Print the lines below without any change, starting at the first line and ending at the line that contains "mic-muted-icon xyxy=(1721,351,1731,364)".

══════════

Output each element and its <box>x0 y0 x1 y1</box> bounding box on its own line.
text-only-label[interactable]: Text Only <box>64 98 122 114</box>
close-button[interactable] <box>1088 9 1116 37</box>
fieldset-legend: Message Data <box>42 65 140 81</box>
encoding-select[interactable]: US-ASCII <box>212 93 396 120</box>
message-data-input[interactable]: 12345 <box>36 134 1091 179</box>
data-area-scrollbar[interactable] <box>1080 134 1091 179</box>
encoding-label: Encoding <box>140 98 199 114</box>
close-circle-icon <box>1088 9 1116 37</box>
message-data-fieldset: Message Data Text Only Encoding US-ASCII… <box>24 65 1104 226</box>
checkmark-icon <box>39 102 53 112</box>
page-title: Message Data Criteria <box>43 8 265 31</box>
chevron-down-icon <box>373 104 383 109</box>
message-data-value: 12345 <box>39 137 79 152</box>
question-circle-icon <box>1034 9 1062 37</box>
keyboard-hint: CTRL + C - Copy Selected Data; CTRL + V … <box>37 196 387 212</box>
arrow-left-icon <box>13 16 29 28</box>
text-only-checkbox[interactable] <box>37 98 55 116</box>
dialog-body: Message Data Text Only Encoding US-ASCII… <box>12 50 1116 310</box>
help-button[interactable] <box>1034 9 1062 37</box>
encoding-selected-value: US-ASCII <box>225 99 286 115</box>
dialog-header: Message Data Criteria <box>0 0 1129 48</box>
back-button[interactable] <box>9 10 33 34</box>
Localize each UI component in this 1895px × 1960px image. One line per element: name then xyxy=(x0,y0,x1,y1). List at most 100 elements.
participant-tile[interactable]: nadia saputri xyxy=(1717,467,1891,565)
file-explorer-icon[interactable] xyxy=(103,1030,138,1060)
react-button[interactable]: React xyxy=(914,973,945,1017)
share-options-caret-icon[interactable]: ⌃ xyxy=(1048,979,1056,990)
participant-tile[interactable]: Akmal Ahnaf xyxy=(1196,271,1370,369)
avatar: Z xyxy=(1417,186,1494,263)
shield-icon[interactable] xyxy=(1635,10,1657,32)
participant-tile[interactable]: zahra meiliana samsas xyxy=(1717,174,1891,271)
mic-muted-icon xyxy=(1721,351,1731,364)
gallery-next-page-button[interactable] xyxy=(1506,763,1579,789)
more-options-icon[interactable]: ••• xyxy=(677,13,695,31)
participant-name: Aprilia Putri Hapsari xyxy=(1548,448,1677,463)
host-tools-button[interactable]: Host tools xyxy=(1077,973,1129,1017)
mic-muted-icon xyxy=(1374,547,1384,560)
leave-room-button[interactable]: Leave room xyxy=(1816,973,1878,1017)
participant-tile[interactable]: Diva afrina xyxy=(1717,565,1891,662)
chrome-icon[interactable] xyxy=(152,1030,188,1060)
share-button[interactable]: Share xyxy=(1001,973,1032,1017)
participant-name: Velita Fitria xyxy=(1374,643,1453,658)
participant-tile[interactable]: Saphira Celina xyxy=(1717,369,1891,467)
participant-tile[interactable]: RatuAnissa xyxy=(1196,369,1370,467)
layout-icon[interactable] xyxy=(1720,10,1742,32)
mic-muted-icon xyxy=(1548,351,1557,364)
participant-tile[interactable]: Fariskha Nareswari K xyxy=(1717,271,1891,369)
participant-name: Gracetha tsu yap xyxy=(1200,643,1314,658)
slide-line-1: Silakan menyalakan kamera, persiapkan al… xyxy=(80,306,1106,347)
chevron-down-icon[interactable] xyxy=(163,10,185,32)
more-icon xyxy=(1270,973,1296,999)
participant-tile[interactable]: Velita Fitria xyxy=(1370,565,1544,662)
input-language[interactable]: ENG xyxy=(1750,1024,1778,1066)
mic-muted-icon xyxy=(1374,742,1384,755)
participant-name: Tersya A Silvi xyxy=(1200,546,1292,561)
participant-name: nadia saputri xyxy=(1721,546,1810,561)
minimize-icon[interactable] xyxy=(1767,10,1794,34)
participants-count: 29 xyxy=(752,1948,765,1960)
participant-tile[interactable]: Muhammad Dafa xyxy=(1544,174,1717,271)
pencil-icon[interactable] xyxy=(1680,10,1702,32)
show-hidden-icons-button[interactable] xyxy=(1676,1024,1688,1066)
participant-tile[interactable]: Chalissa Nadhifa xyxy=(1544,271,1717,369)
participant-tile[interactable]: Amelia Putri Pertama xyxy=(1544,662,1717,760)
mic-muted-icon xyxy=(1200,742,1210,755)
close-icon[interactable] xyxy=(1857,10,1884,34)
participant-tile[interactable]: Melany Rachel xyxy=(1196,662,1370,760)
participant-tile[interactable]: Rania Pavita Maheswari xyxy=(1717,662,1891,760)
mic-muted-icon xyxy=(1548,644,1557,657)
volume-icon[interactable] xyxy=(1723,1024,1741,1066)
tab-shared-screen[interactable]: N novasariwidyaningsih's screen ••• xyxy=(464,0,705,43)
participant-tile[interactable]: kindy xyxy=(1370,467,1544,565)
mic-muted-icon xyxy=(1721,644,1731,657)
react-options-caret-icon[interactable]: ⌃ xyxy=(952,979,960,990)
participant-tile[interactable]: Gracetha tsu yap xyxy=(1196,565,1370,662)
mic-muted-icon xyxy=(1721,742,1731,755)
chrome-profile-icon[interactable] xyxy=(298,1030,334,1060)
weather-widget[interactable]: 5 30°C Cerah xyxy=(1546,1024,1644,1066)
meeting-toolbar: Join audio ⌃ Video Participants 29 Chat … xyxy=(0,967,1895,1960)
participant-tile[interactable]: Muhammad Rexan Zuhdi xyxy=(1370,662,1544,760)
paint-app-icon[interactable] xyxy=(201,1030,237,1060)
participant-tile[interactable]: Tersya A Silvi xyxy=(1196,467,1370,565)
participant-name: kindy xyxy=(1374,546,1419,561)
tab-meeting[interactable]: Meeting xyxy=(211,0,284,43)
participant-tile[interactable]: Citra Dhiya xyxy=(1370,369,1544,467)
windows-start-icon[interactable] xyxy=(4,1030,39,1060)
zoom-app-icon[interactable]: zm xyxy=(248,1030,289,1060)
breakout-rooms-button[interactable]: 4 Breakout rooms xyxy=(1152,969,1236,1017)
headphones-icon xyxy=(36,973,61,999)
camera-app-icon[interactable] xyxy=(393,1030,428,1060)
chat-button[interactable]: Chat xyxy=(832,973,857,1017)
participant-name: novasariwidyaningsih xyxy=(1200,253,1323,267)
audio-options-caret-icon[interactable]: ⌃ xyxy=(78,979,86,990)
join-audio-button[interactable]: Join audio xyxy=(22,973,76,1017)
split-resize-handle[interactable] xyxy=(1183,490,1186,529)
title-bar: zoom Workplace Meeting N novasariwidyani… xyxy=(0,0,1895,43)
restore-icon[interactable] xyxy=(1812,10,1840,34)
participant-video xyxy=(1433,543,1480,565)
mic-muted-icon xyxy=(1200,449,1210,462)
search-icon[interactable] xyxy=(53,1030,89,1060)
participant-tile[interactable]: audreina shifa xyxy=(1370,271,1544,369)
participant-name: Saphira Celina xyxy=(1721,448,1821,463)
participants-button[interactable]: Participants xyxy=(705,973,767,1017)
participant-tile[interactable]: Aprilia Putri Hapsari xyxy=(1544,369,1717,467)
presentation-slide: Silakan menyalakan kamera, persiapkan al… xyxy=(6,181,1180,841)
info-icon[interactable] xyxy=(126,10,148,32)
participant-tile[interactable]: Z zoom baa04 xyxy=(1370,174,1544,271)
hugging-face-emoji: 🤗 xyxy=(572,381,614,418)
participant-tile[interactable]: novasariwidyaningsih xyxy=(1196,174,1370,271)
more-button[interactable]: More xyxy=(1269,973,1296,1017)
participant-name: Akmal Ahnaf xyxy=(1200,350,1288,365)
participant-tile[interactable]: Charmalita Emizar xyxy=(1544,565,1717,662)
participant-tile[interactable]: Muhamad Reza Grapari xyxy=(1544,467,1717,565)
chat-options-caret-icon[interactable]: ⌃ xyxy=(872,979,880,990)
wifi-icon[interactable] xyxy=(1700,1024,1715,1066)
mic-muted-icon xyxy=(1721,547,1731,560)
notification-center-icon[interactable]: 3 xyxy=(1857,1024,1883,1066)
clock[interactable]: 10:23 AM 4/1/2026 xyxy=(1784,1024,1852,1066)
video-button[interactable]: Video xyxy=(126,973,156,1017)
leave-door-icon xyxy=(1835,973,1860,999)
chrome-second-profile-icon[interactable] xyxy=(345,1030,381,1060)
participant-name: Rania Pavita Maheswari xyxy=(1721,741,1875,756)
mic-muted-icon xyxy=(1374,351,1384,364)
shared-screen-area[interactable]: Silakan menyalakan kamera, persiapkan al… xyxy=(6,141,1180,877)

══════════

RESULT:
Output each element and its <box>x0 y0 x1 y1</box> bounding box on its own line.
text-only-label[interactable]: Text Only <box>64 98 122 114</box>
close-button[interactable] <box>1088 9 1116 37</box>
fieldset-legend: Message Data <box>42 65 140 81</box>
encoding-select[interactable]: US-ASCII <box>212 93 396 120</box>
message-data-input[interactable]: 12345 <box>36 134 1091 179</box>
data-area-scrollbar[interactable] <box>1080 134 1091 179</box>
encoding-label: Encoding <box>140 98 199 114</box>
close-circle-icon <box>1088 9 1116 37</box>
message-data-fieldset: Message Data Text Only Encoding US-ASCII… <box>24 65 1104 226</box>
checkmark-icon <box>39 102 53 112</box>
page-title: Message Data Criteria <box>43 8 265 31</box>
chevron-down-icon <box>373 104 383 109</box>
message-data-value: 12345 <box>39 137 79 152</box>
question-circle-icon <box>1034 9 1062 37</box>
keyboard-hint: CTRL + C - Copy Selected Data; CTRL + V … <box>37 196 387 212</box>
arrow-left-icon <box>13 16 29 28</box>
text-only-checkbox[interactable] <box>37 98 55 116</box>
dialog-body: Message Data Text Only Encoding US-ASCII… <box>12 50 1116 310</box>
help-button[interactable] <box>1034 9 1062 37</box>
encoding-selected-value: US-ASCII <box>225 99 286 115</box>
dialog-header: Message Data Criteria <box>0 0 1129 48</box>
back-button[interactable] <box>9 10 33 34</box>
Localize each UI component in this 1895px × 1960px image. One line per element: name then xyxy=(x0,y0,x1,y1). List at most 100 elements.
participant-tile[interactable]: nadia saputri xyxy=(1717,467,1891,565)
file-explorer-icon[interactable] xyxy=(103,1030,138,1060)
react-button[interactable]: React xyxy=(914,973,945,1017)
share-options-caret-icon[interactable]: ⌃ xyxy=(1048,979,1056,990)
participant-tile[interactable]: Akmal Ahnaf xyxy=(1196,271,1370,369)
avatar: Z xyxy=(1417,186,1494,263)
shield-icon[interactable] xyxy=(1635,10,1657,32)
participant-tile[interactable]: zahra meiliana samsas xyxy=(1717,174,1891,271)
mic-muted-icon xyxy=(1721,351,1731,364)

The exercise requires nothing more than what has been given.